WHAT IS EXPECTED
Set down the material below word for word, excluding the pictures.

DATA PROVIDED
▽

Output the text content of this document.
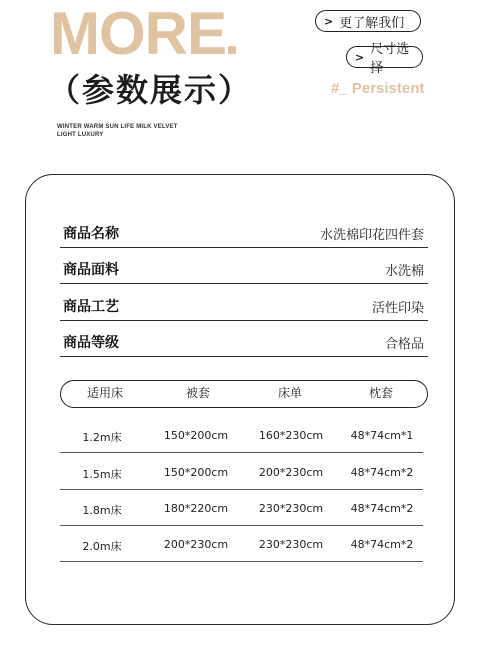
MORE
（参数展示）
WINTER WARM SUN LIFE MILK VELVET
LIGHT LUXURY
> 更了解我们
> 尺寸选择
#_ Persistent
商品名称	水洗棉印花四件套
商品面料	水洗棉
商品工艺	活性印染
商品等级	合格品
适用床	被套	床单	枕套
1.2m床	150*200cm	160*230cm 48*74cm*1
1.5m床	150*200cm	200*230cm 48*74cm*2
1.8m床	180*220cm	230*230cm 48*74cm*2
2.0m床	200*230cm	230*230cm 48*74cm*2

△

WRITTEN SOLUTION
Output the text content of this document.
MORE
（参数展示）
WINTER WARM SUN LIFE MILK VELVET
LIGHT LUXURY
> 更了解我们
> 尺寸选择
#_ Persistent
商品名称	水洗棉印花四件套
商品面料	水洗棉
商品工艺	活性印染
商品等级	合格品
适用床	被套	床单	枕套
1.2m床	150*200cm	160*230cm 48*74cm*1
1.5m床	150*200cm	200*230cm 48*74cm*2
1.8m床	180*220cm	230*230cm 48*74cm*2
2.0m床	200*230cm	230*230cm 48*74cm*2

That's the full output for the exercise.